==== Entries shown ====
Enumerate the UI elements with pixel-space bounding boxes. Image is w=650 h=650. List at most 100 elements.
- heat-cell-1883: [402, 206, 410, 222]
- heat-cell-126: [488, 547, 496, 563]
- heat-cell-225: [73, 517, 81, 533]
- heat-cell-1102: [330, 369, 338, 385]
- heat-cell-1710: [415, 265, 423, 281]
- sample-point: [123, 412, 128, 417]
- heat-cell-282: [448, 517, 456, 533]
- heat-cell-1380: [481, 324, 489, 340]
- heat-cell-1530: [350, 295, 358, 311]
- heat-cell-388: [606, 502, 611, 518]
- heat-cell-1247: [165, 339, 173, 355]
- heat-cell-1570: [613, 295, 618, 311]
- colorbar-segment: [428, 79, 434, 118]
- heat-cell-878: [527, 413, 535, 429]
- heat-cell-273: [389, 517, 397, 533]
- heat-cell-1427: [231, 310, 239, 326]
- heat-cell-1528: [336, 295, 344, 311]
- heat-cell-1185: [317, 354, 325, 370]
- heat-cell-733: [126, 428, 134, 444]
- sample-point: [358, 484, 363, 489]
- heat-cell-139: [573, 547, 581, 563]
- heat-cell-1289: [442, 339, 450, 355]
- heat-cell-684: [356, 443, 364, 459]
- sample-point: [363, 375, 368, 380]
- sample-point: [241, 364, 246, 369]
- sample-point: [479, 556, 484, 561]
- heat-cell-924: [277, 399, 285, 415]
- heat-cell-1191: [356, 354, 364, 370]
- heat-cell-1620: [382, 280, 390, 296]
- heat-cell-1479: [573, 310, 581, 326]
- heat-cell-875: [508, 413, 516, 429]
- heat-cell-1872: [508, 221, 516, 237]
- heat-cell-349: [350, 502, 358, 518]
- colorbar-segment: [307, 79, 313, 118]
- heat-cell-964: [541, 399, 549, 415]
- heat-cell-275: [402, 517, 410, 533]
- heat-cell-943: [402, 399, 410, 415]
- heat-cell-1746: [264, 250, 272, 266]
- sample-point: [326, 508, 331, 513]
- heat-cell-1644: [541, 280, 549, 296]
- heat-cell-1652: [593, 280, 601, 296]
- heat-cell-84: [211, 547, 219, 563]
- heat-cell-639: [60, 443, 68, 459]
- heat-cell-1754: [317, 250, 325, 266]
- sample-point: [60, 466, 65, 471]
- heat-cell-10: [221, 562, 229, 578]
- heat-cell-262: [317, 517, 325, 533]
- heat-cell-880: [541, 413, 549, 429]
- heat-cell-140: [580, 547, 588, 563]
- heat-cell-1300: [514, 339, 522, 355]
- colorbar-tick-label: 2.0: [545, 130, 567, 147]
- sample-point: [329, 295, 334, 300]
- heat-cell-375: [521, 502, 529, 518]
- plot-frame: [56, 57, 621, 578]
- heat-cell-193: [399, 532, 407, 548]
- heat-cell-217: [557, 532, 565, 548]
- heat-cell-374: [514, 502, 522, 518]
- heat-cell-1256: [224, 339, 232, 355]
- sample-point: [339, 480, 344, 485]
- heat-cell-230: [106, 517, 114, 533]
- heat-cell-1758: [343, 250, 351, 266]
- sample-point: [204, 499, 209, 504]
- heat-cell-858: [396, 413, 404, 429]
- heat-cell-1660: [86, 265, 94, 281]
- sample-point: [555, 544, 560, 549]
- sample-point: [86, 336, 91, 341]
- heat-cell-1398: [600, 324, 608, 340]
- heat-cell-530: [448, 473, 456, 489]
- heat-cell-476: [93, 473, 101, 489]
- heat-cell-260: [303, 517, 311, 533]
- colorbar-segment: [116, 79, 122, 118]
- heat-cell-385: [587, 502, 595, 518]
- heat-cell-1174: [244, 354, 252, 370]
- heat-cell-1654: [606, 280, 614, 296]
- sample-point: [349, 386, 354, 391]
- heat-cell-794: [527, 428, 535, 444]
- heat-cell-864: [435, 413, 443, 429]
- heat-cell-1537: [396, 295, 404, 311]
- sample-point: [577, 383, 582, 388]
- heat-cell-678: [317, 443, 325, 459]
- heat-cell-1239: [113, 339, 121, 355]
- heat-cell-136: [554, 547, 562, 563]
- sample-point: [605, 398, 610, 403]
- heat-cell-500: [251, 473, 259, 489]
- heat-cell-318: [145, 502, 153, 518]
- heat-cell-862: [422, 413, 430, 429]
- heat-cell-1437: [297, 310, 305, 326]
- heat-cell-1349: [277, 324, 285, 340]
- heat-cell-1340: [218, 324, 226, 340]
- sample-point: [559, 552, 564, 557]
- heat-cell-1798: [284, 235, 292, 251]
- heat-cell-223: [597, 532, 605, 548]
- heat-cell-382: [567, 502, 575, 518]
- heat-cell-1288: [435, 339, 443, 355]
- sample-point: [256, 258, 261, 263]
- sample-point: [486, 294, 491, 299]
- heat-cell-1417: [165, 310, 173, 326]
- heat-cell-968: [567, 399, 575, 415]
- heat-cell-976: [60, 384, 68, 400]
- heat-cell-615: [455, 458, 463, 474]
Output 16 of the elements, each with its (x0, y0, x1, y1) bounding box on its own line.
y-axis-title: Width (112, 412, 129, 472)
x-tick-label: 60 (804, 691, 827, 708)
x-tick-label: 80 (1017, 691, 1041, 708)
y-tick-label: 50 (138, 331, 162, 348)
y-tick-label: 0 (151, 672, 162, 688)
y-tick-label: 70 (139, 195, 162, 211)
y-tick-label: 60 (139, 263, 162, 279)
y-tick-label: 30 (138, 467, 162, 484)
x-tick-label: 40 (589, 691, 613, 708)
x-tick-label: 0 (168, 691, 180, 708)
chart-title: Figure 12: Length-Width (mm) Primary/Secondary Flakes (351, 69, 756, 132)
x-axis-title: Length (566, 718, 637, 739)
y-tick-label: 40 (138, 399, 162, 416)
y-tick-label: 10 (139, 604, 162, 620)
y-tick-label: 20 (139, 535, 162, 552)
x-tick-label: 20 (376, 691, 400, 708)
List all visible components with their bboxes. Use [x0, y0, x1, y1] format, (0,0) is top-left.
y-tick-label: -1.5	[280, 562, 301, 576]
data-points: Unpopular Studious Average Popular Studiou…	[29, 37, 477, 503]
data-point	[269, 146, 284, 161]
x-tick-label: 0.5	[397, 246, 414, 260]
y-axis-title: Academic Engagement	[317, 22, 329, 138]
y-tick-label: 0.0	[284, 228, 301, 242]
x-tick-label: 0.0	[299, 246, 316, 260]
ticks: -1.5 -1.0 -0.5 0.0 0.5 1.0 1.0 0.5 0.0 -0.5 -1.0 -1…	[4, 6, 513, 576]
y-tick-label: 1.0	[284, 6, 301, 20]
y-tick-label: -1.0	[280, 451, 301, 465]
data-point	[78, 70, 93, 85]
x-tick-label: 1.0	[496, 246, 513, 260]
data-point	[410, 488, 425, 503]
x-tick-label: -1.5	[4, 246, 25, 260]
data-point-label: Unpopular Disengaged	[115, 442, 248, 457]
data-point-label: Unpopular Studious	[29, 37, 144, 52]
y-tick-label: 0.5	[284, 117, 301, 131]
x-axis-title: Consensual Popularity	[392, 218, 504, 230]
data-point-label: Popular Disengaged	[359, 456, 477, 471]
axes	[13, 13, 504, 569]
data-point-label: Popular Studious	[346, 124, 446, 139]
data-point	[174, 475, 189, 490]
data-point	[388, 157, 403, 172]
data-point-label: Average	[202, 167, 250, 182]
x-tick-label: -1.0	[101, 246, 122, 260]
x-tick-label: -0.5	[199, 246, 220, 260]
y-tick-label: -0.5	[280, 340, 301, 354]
====
### [Task objective]
Can you rewrite the data above, from the start through the line containing "- colorbar-tick-label: 2.0: [545, 130, 567, 147]", as a JSON list of strings with one string per line and blank lines omitted?

### [Task answer]
[
  "Enumerate the UI elements with pixel-space bounding boxes. Image is w=650 h=650. List at most 100 elements.",
  "- heat-cell-1883: [402, 206, 410, 222]",
  "- heat-cell-126: [488, 547, 496, 563]",
  "- heat-cell-225: [73, 517, 81, 533]",
  "- heat-cell-1102: [330, 369, 338, 385]",
  "- heat-cell-1710: [415, 265, 423, 281]",
  "- sample-point: [123, 412, 128, 417]",
  "- heat-cell-282: [448, 517, 456, 533]",
  "- heat-cell-1380: [481, 324, 489, 340]",
  "- heat-cell-1530: [350, 295, 358, 311]",
  "- heat-cell-388: [606, 502, 611, 518]",
  "- heat-cell-1247: [165, 339, 173, 355]",
  "- heat-cell-1570: [613, 295, 618, 311]",
  "- colorbar-segment: [428, 79, 434, 118]",
  "- heat-cell-878: [527, 413, 535, 429]",
  "- heat-cell-273: [389, 517, 397, 533]",
  "- heat-cell-1427: [231, 310, 239, 326]",
  "- heat-cell-1528: [336, 295, 344, 311]",
  "- heat-cell-1185: [317, 354, 325, 370]",
  "- heat-cell-733: [126, 428, 134, 444]",
  "- sample-point: [358, 484, 363, 489]",
  "- heat-cell-139: [573, 547, 581, 563]",
  "- heat-cell-1289: [442, 339, 450, 355]",
  "- heat-cell-684: [356, 443, 364, 459]",
  "- sample-point: [363, 375, 368, 380]",
  "- sample-point: [241, 364, 246, 369]",
  "- sample-point: [479, 556, 484, 561]",
  "- heat-cell-924: [277, 399, 285, 415]",
  "- heat-cell-1191: [356, 354, 364, 370]",
  "- heat-cell-1620: [382, 280, 390, 296]",
  "- heat-cell-1479: [573, 310, 581, 326]",
  "- heat-cell-875: [508, 413, 516, 429]",
  "- heat-cell-1872: [508, 221, 516, 237]",
  "- heat-cell-349: [350, 502, 358, 518]",
  "- colorbar-segment: [307, 79, 313, 118]",
  "- heat-cell-964: [541, 399, 549, 415]",
  "- heat-cell-275: [402, 517, 410, 533]",
  "- heat-cell-943: [402, 399, 410, 415]",
  "- heat-cell-1746: [264, 250, 272, 266]",
  "- sample-point: [326, 508, 331, 513]",
  "- heat-cell-1644: [541, 280, 549, 296]",
  "- heat-cell-1652: [593, 280, 601, 296]",
  "- heat-cell-84: [211, 547, 219, 563]",
  "- heat-cell-639: [60, 443, 68, 459]",
  "- heat-cell-1754: [317, 250, 325, 266]",
  "- sample-point: [60, 466, 65, 471]",
  "- heat-cell-10: [221, 562, 229, 578]",
  "- heat-cell-262: [317, 517, 325, 533]",
  "- heat-cell-880: [541, 413, 549, 429]",
  "- heat-cell-140: [580, 547, 588, 563]",
  "- heat-cell-1300: [514, 339, 522, 355]",
  "- colorbar-tick-label: 2.0: [545, 130, 567, 147]"
]